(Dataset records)
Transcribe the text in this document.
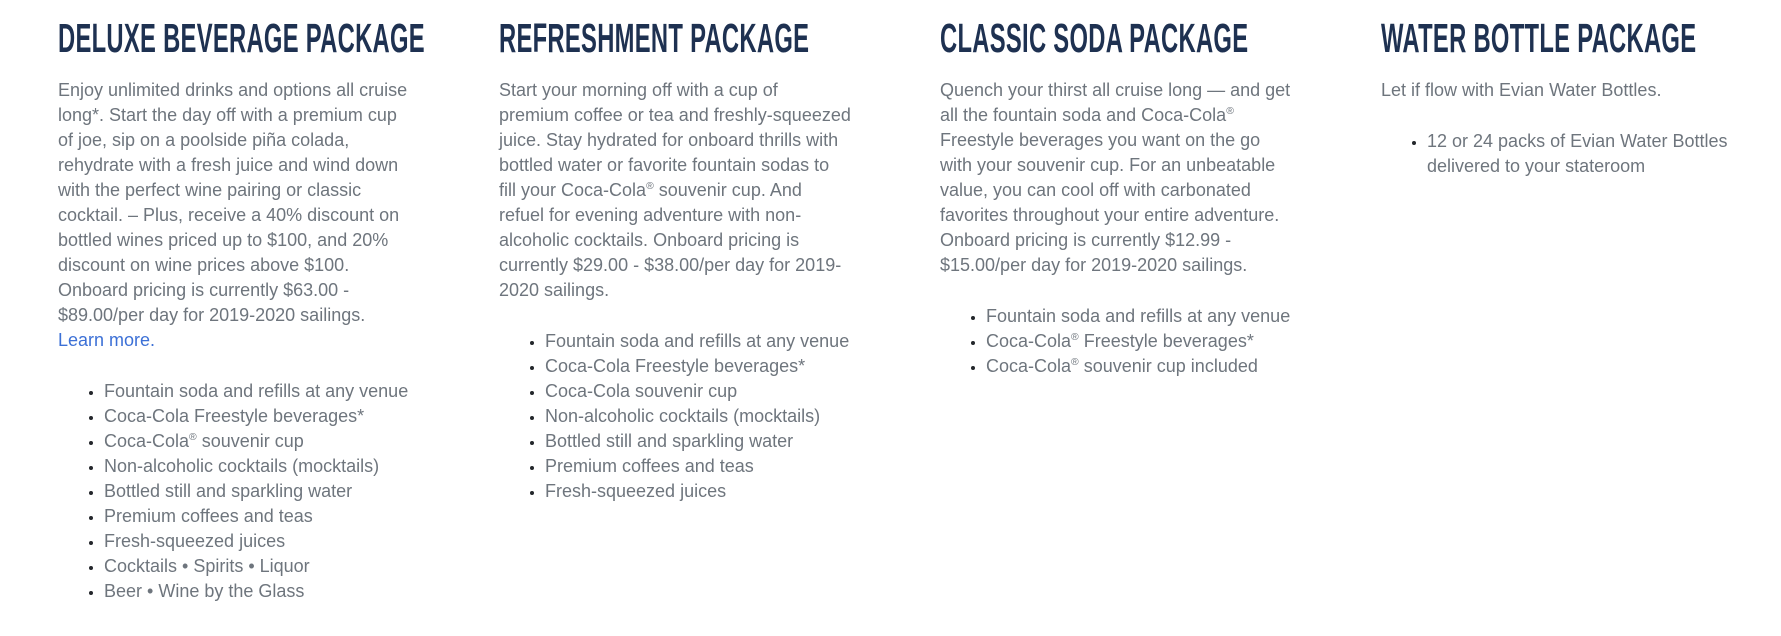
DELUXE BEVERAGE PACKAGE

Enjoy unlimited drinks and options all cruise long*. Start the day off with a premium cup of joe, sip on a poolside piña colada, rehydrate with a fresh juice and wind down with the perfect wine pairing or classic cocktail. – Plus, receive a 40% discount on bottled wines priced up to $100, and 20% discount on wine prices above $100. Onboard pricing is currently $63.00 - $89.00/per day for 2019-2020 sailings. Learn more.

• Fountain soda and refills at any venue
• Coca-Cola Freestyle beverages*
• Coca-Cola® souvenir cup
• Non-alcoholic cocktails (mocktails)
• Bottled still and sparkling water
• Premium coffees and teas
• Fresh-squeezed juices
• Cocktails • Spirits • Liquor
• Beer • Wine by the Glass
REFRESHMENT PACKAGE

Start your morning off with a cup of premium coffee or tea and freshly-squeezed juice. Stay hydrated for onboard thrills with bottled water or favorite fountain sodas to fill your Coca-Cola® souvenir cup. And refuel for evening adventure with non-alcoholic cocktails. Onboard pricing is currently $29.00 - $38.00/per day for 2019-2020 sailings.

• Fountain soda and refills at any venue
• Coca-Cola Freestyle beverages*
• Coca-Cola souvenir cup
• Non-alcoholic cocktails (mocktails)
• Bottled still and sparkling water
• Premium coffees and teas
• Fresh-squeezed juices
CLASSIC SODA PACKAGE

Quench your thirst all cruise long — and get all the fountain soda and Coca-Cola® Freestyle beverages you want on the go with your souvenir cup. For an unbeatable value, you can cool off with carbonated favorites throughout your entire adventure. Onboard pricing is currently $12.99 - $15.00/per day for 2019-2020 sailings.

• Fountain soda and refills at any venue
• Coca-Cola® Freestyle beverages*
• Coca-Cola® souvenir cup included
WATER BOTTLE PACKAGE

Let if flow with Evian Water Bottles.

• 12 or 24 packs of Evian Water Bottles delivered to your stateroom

* The task *
Reproduce the data verbatim. Do not carry any picture into the copy.

* Solution for this task *
Transcribe the text in this document.
DELUXE BEVERAGE PACKAGE

Enjoy unlimited drinks and options all cruise long*. Start the day off with a premium cup of joe, sip on a poolside piña colada, rehydrate with a fresh juice and wind down with the perfect wine pairing or classic cocktail. – Plus, receive a 40% discount on bottled wines priced up to $100, and 20% discount on wine prices above $100. Onboard pricing is currently $63.00 - $89.00/per day for 2019-2020 sailings. Learn more.

• Fountain soda and refills at any venue
• Coca-Cola Freestyle beverages*
• Coca-Cola® souvenir cup
• Non-alcoholic cocktails (mocktails)
• Bottled still and sparkling water
• Premium coffees and teas
• Fresh-squeezed juices
• Cocktails • Spirits • Liquor
• Beer • Wine by the Glass
REFRESHMENT PACKAGE

Start your morning off with a cup of premium coffee or tea and freshly-squeezed juice. Stay hydrated for onboard thrills with bottled water or favorite fountain sodas to fill your Coca-Cola® souvenir cup. And refuel for evening adventure with non-alcoholic cocktails. Onboard pricing is currently $29.00 - $38.00/per day for 2019-2020 sailings.

• Fountain soda and refills at any venue
• Coca-Cola Freestyle beverages*
• Coca-Cola souvenir cup
• Non-alcoholic cocktails (mocktails)
• Bottled still and sparkling water
• Premium coffees and teas
• Fresh-squeezed juices
CLASSIC SODA PACKAGE

Quench your thirst all cruise long — and get all the fountain soda and Coca-Cola® Freestyle beverages you want on the go with your souvenir cup. For an unbeatable value, you can cool off with carbonated favorites throughout your entire adventure. Onboard pricing is currently $12.99 - $15.00/per day for 2019-2020 sailings.

• Fountain soda and refills at any venue
• Coca-Cola® Freestyle beverages*
• Coca-Cola® souvenir cup included
WATER BOTTLE PACKAGE

Let if flow with Evian Water Bottles.

• 12 or 24 packs of Evian Water Bottles delivered to your stateroom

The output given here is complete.